■ **WRITTEN TASK**:
All entries below need to be written out exactly, but without their pictures.

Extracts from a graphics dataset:
# # # #

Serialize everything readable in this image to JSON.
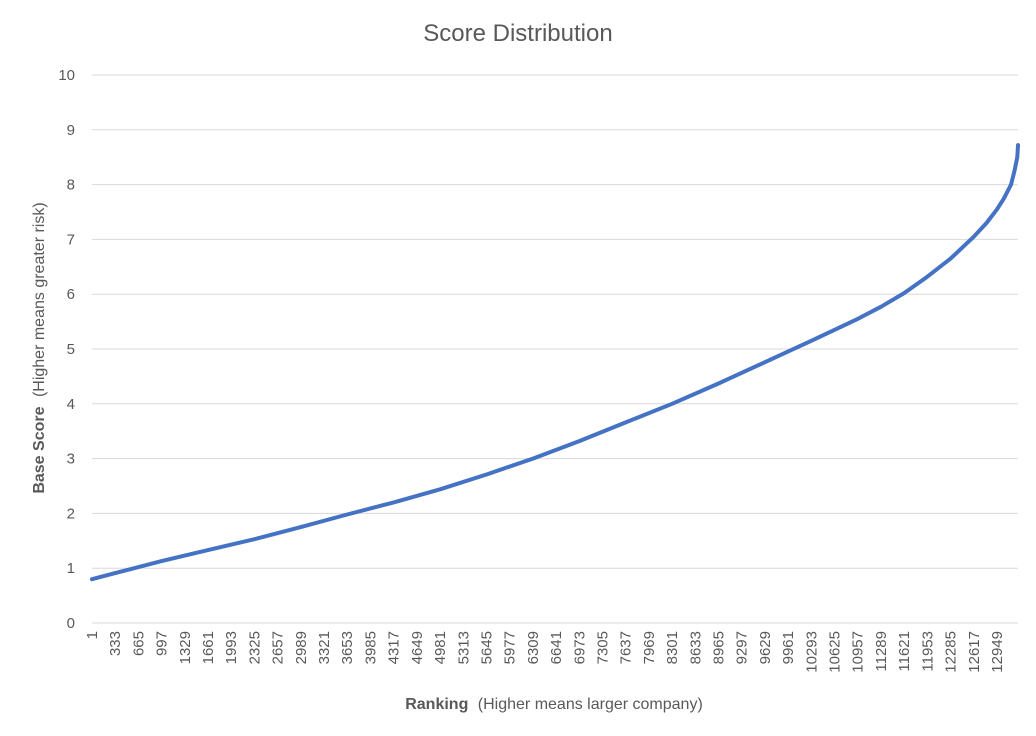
{
  "chart_data": {
    "type": "line",
    "title": "Score Distribution",
    "xlabel_bold": "Ranking",
    "xlabel_rest": "(Higher means larger company)",
    "ylabel_bold": "Base Score",
    "ylabel_rest": "(Higher means greater risk)",
    "ylim": [
      0,
      10
    ],
    "y_ticks": [
      "0",
      "1",
      "2",
      "3",
      "4",
      "5",
      "6",
      "7",
      "8",
      "9",
      "10"
    ],
    "x_tick_labels": [
      "1",
      "333",
      "665",
      "997",
      "1329",
      "1661",
      "1993",
      "2325",
      "2657",
      "2989",
      "3321",
      "3653",
      "3985",
      "4317",
      "4649",
      "4981",
      "5313",
      "5645",
      "5977",
      "6309",
      "6641",
      "6973",
      "7305",
      "7637",
      "7969",
      "8301",
      "8633",
      "8965",
      "9297",
      "9629",
      "9961",
      "10293",
      "10625",
      "10957",
      "11289",
      "11621",
      "11953",
      "12285",
      "12617",
      "12949"
    ],
    "xlim": [
      1,
      13250
    ],
    "grid": true,
    "legend": "none",
    "color": "#4472c4",
    "series": [
      {
        "x": [
          1,
          333,
          997,
          1661,
          2325,
          2989,
          3653,
          4317,
          4981,
          5645,
          6309,
          6973,
          7637,
          8301,
          8965,
          9629,
          10293,
          10957,
          11289,
          11621,
          11953,
          12285,
          12617,
          12800,
          12949,
          13050,
          13150,
          13200,
          13240,
          13250
        ],
        "values": [
          0.8,
          0.91,
          1.13,
          1.33,
          1.53,
          1.75,
          1.98,
          2.2,
          2.44,
          2.71,
          3.0,
          3.32,
          3.66,
          4.0,
          4.37,
          4.76,
          5.15,
          5.55,
          5.77,
          6.02,
          6.32,
          6.65,
          7.05,
          7.3,
          7.55,
          7.75,
          8.0,
          8.25,
          8.5,
          8.72
        ]
      }
    ]
  }
}
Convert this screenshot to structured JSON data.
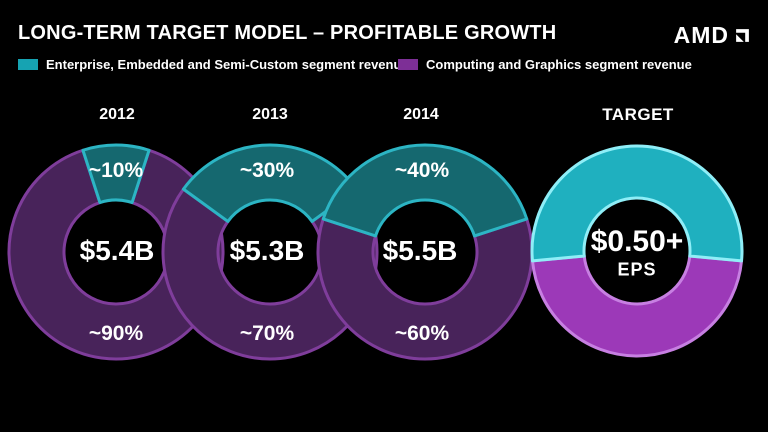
{
  "slide": {
    "title": "LONG-TERM TARGET MODEL – PROFITABLE GROWTH",
    "logo_text": "AMD",
    "background": "#000000"
  },
  "legend": {
    "items": [
      {
        "label": "Enterprise, Embedded and Semi-Custom segment revenue",
        "color": "#16a3b2"
      },
      {
        "label": "Computing and Graphics segment revenue",
        "color": "#7d2f96"
      }
    ]
  },
  "colors": {
    "text": "#ffffff",
    "teal_dim_fill": "#15686f",
    "teal_dim_stroke": "#2cb5c4",
    "purple_dim_fill": "#48235a",
    "purple_dim_stroke": "#7f3d9b",
    "teal_bright_fill": "#1fb0bf",
    "teal_bright_stroke": "#8feef7",
    "purple_bright_fill": "#9c39b8",
    "purple_bright_stroke": "#c77fe2"
  },
  "chart_data": [
    {
      "type": "pie",
      "title": "2012",
      "center_label": "$5.4B",
      "style": "dim",
      "legend_position": "top",
      "segments": [
        {
          "name": "Enterprise, Embedded and Semi-Custom segment revenue",
          "palette": "teal",
          "label": "~10%",
          "value": 10
        },
        {
          "name": "Computing and Graphics segment revenue",
          "palette": "purple",
          "label": "~90%",
          "value": 90
        }
      ]
    },
    {
      "type": "pie",
      "title": "2013",
      "center_label": "$5.3B",
      "style": "dim",
      "segments": [
        {
          "name": "Enterprise, Embedded and Semi-Custom segment revenue",
          "palette": "teal",
          "label": "~30%",
          "value": 30
        },
        {
          "name": "Computing and Graphics segment revenue",
          "palette": "purple",
          "label": "~70%",
          "value": 70
        }
      ]
    },
    {
      "type": "pie",
      "title": "2014",
      "center_label": "$5.5B",
      "style": "dim",
      "segments": [
        {
          "name": "Enterprise, Embedded and Semi-Custom segment revenue",
          "palette": "teal",
          "label": "~40%",
          "value": 40
        },
        {
          "name": "Computing and Graphics segment revenue",
          "palette": "purple",
          "label": "~60%",
          "value": 60
        }
      ]
    },
    {
      "type": "pie",
      "title": "TARGET",
      "center_label": "$0.50+",
      "center_sublabel": "EPS",
      "style": "bright",
      "segments": [
        {
          "name": "Enterprise, Embedded and Semi-Custom segment revenue",
          "palette": "teal",
          "label": "",
          "value": 53
        },
        {
          "name": "Computing and Graphics segment revenue",
          "palette": "purple",
          "label": "",
          "value": 47
        }
      ]
    }
  ]
}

# # # #

■ **FINAL RESULT**:
Serialize everything readable in this image to JSON.
{
  "chart_data": {
    "type": "line",
    "title": "Score Distribution",
    "xlabel_bold": "Ranking",
    "xlabel_rest": "(Higher means larger company)",
    "ylabel_bold": "Base Score",
    "ylabel_rest": "(Higher means greater risk)",
    "ylim": [
      0,
      10
    ],
    "y_ticks": [
      "0",
      "1",
      "2",
      "3",
      "4",
      "5",
      "6",
      "7",
      "8",
      "9",
      "10"
    ],
    "x_tick_labels": [
      "1",
      "333",
      "665",
      "997",
      "1329",
      "1661",
      "1993",
      "2325",
      "2657",
      "2989",
      "3321",
      "3653",
      "3985",
      "4317",
      "4649",
      "4981",
      "5313",
      "5645",
      "5977",
      "6309",
      "6641",
      "6973",
      "7305",
      "7637",
      "7969",
      "8301",
      "8633",
      "8965",
      "9297",
      "9629",
      "9961",
      "10293",
      "10625",
      "10957",
      "11289",
      "11621",
      "11953",
      "12285",
      "12617",
      "12949"
    ],
    "xlim": [
      1,
      13250
    ],
    "grid": true,
    "legend": "none",
    "color": "#4472c4",
    "series": [
      {
        "x": [
          1,
          333,
          997,
          1661,
          2325,
          2989,
          3653,
          4317,
          4981,
          5645,
          6309,
          6973,
          7637,
          8301,
          8965,
          9629,
          10293,
          10957,
          11289,
          11621,
          11953,
          12285,
          12617,
          12800,
          12949,
          13050,
          13150,
          13200,
          13240,
          13250
        ],
        "values": [
          0.8,
          0.91,
          1.13,
          1.33,
          1.53,
          1.75,
          1.98,
          2.2,
          2.44,
          2.71,
          3.0,
          3.32,
          3.66,
          4.0,
          4.37,
          4.76,
          5.15,
          5.55,
          5.77,
          6.02,
          6.32,
          6.65,
          7.05,
          7.3,
          7.55,
          7.75,
          8.0,
          8.25,
          8.5,
          8.72
        ]
      }
    ]
  }
}
Convert this screenshot to structured JSON data.
{
  "slide": {
    "title": "LONG-TERM TARGET MODEL – PROFITABLE GROWTH",
    "logo_text": "AMD",
    "background": "#000000"
  },
  "legend": {
    "items": [
      {
        "label": "Enterprise, Embedded and Semi-Custom segment revenue",
        "color": "#16a3b2"
      },
      {
        "label": "Computing and Graphics segment revenue",
        "color": "#7d2f96"
      }
    ]
  },
  "colors": {
    "text": "#ffffff",
    "teal_dim_fill": "#15686f",
    "teal_dim_stroke": "#2cb5c4",
    "purple_dim_fill": "#48235a",
    "purple_dim_stroke": "#7f3d9b",
    "teal_bright_fill": "#1fb0bf",
    "teal_bright_stroke": "#8feef7",
    "purple_bright_fill": "#9c39b8",
    "purple_bright_stroke": "#c77fe2"
  },
  "chart_data": [
    {
      "type": "pie",
      "title": "2012",
      "center_label": "$5.4B",
      "style": "dim",
      "legend_position": "top",
      "segments": [
        {
          "name": "Enterprise, Embedded and Semi-Custom segment revenue",
          "palette": "teal",
          "label": "~10%",
          "value": 10
        },
        {
          "name": "Computing and Graphics segment revenue",
          "palette": "purple",
          "label": "~90%",
          "value": 90
        }
      ]
    },
    {
      "type": "pie",
      "title": "2013",
      "center_label": "$5.3B",
      "style": "dim",
      "segments": [
        {
          "name": "Enterprise, Embedded and Semi-Custom segment revenue",
          "palette": "teal",
          "label": "~30%",
          "value": 30
        },
        {
          "name": "Computing and Graphics segment revenue",
          "palette": "purple",
          "label": "~70%",
          "value": 70
        }
      ]
    },
    {
      "type": "pie",
      "title": "2014",
      "center_label": "$5.5B",
      "style": "dim",
      "segments": [
        {
          "name": "Enterprise, Embedded and Semi-Custom segment revenue",
          "palette": "teal",
          "label": "~40%",
          "value": 40
        },
        {
          "name": "Computing and Graphics segment revenue",
          "palette": "purple",
          "label": "~60%",
          "value": 60
        }
      ]
    },
    {
      "type": "pie",
      "title": "TARGET",
      "center_label": "$0.50+",
      "center_sublabel": "EPS",
      "style": "bright",
      "segments": [
        {
          "name": "Enterprise, Embedded and Semi-Custom segment revenue",
          "palette": "teal",
          "label": "",
          "value": 53
        },
        {
          "name": "Computing and Graphics segment revenue",
          "palette": "purple",
          "label": "",
          "value": 47
        }
      ]
    }
  ]
}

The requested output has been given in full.